Return every entry exactly as written.
— Start of Raw records —
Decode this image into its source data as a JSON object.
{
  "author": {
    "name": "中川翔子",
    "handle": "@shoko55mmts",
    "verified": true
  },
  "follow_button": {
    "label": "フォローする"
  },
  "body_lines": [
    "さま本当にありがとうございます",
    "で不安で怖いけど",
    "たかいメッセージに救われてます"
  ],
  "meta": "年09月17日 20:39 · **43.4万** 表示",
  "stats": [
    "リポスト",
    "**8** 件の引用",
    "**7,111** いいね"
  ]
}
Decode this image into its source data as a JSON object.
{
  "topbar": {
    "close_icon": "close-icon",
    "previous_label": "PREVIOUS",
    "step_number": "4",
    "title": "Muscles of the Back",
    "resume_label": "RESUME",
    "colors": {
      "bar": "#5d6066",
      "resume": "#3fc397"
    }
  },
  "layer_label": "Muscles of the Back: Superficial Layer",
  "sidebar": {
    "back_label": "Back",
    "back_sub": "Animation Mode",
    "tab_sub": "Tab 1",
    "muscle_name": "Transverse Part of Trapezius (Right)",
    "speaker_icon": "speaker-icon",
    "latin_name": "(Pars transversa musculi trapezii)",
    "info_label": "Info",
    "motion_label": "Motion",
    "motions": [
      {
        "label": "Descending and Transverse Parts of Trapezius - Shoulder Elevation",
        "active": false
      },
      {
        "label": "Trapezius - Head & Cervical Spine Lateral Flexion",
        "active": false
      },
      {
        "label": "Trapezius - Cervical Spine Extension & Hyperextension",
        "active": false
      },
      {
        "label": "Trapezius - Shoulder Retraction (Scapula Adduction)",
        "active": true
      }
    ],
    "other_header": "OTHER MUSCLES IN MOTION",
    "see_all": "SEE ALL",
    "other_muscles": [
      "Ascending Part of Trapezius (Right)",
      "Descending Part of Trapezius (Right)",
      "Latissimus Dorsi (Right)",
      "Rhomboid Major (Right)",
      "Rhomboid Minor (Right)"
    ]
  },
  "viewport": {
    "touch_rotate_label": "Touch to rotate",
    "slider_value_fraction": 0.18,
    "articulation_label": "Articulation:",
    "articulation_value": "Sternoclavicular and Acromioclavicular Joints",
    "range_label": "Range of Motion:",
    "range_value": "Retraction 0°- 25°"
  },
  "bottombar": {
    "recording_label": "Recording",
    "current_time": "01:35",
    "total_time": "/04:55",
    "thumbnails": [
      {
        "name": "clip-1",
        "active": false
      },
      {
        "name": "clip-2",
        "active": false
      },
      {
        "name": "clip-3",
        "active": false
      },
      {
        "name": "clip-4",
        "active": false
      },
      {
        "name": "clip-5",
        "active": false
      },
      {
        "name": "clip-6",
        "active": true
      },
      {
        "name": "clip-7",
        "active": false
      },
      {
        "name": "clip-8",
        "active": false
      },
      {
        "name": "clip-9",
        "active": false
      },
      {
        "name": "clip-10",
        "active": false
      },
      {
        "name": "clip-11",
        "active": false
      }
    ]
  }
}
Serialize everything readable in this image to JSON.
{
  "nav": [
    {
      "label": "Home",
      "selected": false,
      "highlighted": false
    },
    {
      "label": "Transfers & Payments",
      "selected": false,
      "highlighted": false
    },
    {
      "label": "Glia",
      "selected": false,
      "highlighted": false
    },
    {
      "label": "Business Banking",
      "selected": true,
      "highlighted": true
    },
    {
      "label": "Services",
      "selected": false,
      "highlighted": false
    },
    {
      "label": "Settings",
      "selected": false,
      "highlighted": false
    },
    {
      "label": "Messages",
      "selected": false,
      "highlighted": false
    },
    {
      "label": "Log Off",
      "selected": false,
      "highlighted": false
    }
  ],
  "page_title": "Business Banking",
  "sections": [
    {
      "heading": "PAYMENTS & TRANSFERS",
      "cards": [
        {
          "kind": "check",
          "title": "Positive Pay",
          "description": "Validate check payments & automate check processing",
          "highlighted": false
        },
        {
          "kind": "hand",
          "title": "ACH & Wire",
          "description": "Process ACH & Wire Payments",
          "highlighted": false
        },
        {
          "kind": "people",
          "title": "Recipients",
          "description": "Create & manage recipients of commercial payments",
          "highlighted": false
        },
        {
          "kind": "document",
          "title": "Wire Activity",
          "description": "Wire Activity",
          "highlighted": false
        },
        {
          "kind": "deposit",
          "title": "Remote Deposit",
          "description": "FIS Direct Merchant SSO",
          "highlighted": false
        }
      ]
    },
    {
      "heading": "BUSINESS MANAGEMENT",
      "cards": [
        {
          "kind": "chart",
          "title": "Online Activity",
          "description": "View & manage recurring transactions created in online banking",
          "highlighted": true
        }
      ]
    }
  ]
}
— End of Raw records —
• Answer to the task:
Decode this image into its source data as a JSON object.
{
  "author": {
    "name": "中川翔子",
    "handle": "@shoko55mmts",
    "verified": true
  },
  "follow_button": {
    "label": "フォローする"
  },
  "body_lines": [
    "さま本当にありがとうございます",
    "で不安で怖いけど",
    "たかいメッセージに救われてます"
  ],
  "meta": "年09月17日 20:39 · **43.4万** 表示",
  "stats": [
    "リポスト",
    "**8** 件の引用",
    "**7,111** いいね"
  ]
}
Decode this image into its source data as a JSON object.
{
  "topbar": {
    "close_icon": "close-icon",
    "previous_label": "PREVIOUS",
    "step_number": "4",
    "title": "Muscles of the Back",
    "resume_label": "RESUME",
    "colors": {
      "bar": "#5d6066",
      "resume": "#3fc397"
    }
  },
  "layer_label": "Muscles of the Back: Superficial Layer",
  "sidebar": {
    "back_label": "Back",
    "back_sub": "Animation Mode",
    "tab_sub": "Tab 1",
    "muscle_name": "Transverse Part of Trapezius (Right)",
    "speaker_icon": "speaker-icon",
    "latin_name": "(Pars transversa musculi trapezii)",
    "info_label": "Info",
    "motion_label": "Motion",
    "motions": [
      {
        "label": "Descending and Transverse Parts of Trapezius - Shoulder Elevation",
        "active": false
      },
      {
        "label": "Trapezius - Head & Cervical Spine Lateral Flexion",
        "active": false
      },
      {
        "label": "Trapezius - Cervical Spine Extension & Hyperextension",
        "active": false
      },
      {
        "label": "Trapezius - Shoulder Retraction (Scapula Adduction)",
        "active": true
      }
    ],
    "other_header": "OTHER MUSCLES IN MOTION",
    "see_all": "SEE ALL",
    "other_muscles": [
      "Ascending Part of Trapezius (Right)",
      "Descending Part of Trapezius (Right)",
      "Latissimus Dorsi (Right)",
      "Rhomboid Major (Right)",
      "Rhomboid Minor (Right)"
    ]
  },
  "viewport": {
    "touch_rotate_label": "Touch to rotate",
    "slider_value_fraction": 0.18,
    "articulation_label": "Articulation:",
    "articulation_value": "Sternoclavicular and Acromioclavicular Joints",
    "range_label": "Range of Motion:",
    "range_value": "Retraction 0°- 25°"
  },
  "bottombar": {
    "recording_label": "Recording",
    "current_time": "01:35",
    "total_time": "/04:55",
    "thumbnails": [
      {
        "name": "clip-1",
        "active": false
      },
      {
        "name": "clip-2",
        "active": false
      },
      {
        "name": "clip-3",
        "active": false
      },
      {
        "name": "clip-4",
        "active": false
      },
      {
        "name": "clip-5",
        "active": false
      },
      {
        "name": "clip-6",
        "active": true
      },
      {
        "name": "clip-7",
        "active": false
      },
      {
        "name": "clip-8",
        "active": false
      },
      {
        "name": "clip-9",
        "active": false
      },
      {
        "name": "clip-10",
        "active": false
      },
      {
        "name": "clip-11",
        "active": false
      }
    ]
  }
}
Serialize everything readable in this image to JSON.
{
  "nav": [
    {
      "label": "Home",
      "selected": false,
      "highlighted": false
    },
    {
      "label": "Transfers & Payments",
      "selected": false,
      "highlighted": false
    },
    {
      "label": "Glia",
      "selected": false,
      "highlighted": false
    },
    {
      "label": "Business Banking",
      "selected": true,
      "highlighted": true
    },
    {
      "label": "Services",
      "selected": false,
      "highlighted": false
    },
    {
      "label": "Settings",
      "selected": false,
      "highlighted": false
    },
    {
      "label": "Messages",
      "selected": false,
      "highlighted": false
    },
    {
      "label": "Log Off",
      "selected": false,
      "highlighted": false
    }
  ],
  "page_title": "Business Banking",
  "sections": [
    {
      "heading": "PAYMENTS & TRANSFERS",
      "cards": [
        {
          "kind": "check",
          "title": "Positive Pay",
          "description": "Validate check payments & automate check processing",
          "highlighted": false
        },
        {
          "kind": "hand",
          "title": "ACH & Wire",
          "description": "Process ACH & Wire Payments",
          "highlighted": false
        },
        {
          "kind": "people",
          "title": "Recipients",
          "description": "Create & manage recipients of commercial payments",
          "highlighted": false
        },
        {
          "kind": "document",
          "title": "Wire Activity",
          "description": "Wire Activity",
          "highlighted": false
        },
        {
          "kind": "deposit",
          "title": "Remote Deposit",
          "description": "FIS Direct Merchant SSO",
          "highlighted": false
        }
      ]
    },
    {
      "heading": "BUSINESS MANAGEMENT",
      "cards": [
        {
          "kind": "chart",
          "title": "Online Activity",
          "description": "View & manage recurring transactions created in online banking",
          "highlighted": true
        }
      ]
    }
  ]
}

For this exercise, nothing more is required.